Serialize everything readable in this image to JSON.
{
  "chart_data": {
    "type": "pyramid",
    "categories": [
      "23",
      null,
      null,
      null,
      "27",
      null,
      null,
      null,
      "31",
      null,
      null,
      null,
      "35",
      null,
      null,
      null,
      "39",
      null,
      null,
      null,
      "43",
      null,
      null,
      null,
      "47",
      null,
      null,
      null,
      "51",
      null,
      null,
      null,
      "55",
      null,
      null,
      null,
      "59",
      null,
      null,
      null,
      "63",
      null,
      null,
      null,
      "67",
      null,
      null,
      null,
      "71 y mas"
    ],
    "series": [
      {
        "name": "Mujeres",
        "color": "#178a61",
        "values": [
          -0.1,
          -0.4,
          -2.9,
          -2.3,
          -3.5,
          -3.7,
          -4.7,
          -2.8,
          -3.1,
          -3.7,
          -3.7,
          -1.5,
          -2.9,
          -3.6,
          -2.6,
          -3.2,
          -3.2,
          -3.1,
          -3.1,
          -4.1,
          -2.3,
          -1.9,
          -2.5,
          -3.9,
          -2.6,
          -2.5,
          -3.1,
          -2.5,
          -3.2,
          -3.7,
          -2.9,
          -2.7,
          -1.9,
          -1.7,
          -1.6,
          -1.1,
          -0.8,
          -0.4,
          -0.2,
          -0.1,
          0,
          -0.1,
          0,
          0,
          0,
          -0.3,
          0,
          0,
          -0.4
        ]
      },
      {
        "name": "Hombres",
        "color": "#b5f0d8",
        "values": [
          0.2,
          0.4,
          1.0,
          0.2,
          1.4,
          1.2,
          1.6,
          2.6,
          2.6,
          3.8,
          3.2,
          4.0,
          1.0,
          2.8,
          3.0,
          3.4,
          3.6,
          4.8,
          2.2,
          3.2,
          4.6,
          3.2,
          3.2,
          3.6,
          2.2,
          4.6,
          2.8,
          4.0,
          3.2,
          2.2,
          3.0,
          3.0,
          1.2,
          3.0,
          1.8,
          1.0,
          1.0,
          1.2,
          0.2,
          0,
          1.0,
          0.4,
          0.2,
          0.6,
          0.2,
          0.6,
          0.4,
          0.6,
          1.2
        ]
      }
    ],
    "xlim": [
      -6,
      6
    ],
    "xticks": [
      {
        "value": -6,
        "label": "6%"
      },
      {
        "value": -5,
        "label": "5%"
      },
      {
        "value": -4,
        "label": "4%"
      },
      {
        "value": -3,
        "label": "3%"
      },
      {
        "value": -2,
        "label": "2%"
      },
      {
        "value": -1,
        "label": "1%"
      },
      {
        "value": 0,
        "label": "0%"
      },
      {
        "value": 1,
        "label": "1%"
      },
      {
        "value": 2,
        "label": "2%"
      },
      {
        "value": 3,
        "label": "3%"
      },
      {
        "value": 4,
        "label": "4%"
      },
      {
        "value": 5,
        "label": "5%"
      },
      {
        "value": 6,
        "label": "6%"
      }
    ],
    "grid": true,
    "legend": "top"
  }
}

※

Written exercise =>
Your task is to transcribe the listing above in full, exactly as given.

The reply =>
Serialize everything readable in this image to JSON.
{
  "chart_data": {
    "type": "pyramid",
    "categories": [
      "23",
      null,
      null,
      null,
      "27",
      null,
      null,
      null,
      "31",
      null,
      null,
      null,
      "35",
      null,
      null,
      null,
      "39",
      null,
      null,
      null,
      "43",
      null,
      null,
      null,
      "47",
      null,
      null,
      null,
      "51",
      null,
      null,
      null,
      "55",
      null,
      null,
      null,
      "59",
      null,
      null,
      null,
      "63",
      null,
      null,
      null,
      "67",
      null,
      null,
      null,
      "71 y mas"
    ],
    "series": [
      {
        "name": "Mujeres",
        "color": "#178a61",
        "values": [
          -0.1,
          -0.4,
          -2.9,
          -2.3,
          -3.5,
          -3.7,
          -4.7,
          -2.8,
          -3.1,
          -3.7,
          -3.7,
          -1.5,
          -2.9,
          -3.6,
          -2.6,
          -3.2,
          -3.2,
          -3.1,
          -3.1,
          -4.1,
          -2.3,
          -1.9,
          -2.5,
          -3.9,
          -2.6,
          -2.5,
          -3.1,
          -2.5,
          -3.2,
          -3.7,
          -2.9,
          -2.7,
          -1.9,
          -1.7,
          -1.6,
          -1.1,
          -0.8,
          -0.4,
          -0.2,
          -0.1,
          0,
          -0.1,
          0,
          0,
          0,
          -0.3,
          0,
          0,
          -0.4
        ]
      },
      {
        "name": "Hombres",
        "color": "#b5f0d8",
        "values": [
          0.2,
          0.4,
          1.0,
          0.2,
          1.4,
          1.2,
          1.6,
          2.6,
          2.6,
          3.8,
          3.2,
          4.0,
          1.0,
          2.8,
          3.0,
          3.4,
          3.6,
          4.8,
          2.2,
          3.2,
          4.6,
          3.2,
          3.2,
          3.6,
          2.2,
          4.6,
          2.8,
          4.0,
          3.2,
          2.2,
          3.0,
          3.0,
          1.2,
          3.0,
          1.8,
          1.0,
          1.0,
          1.2,
          0.2,
          0,
          1.0,
          0.4,
          0.2,
          0.6,
          0.2,
          0.6,
          0.4,
          0.6,
          1.2
        ]
      }
    ],
    "xlim": [
      -6,
      6
    ],
    "xticks": [
      {
        "value": -6,
        "label": "6%"
      },
      {
        "value": -5,
        "label": "5%"
      },
      {
        "value": -4,
        "label": "4%"
      },
      {
        "value": -3,
        "label": "3%"
      },
      {
        "value": -2,
        "label": "2%"
      },
      {
        "value": -1,
        "label": "1%"
      },
      {
        "value": 0,
        "label": "0%"
      },
      {
        "value": 1,
        "label": "1%"
      },
      {
        "value": 2,
        "label": "2%"
      },
      {
        "value": 3,
        "label": "3%"
      },
      {
        "value": 4,
        "label": "4%"
      },
      {
        "value": 5,
        "label": "5%"
      },
      {
        "value": 6,
        "label": "6%"
      }
    ],
    "grid": true,
    "legend": "top"
  }
}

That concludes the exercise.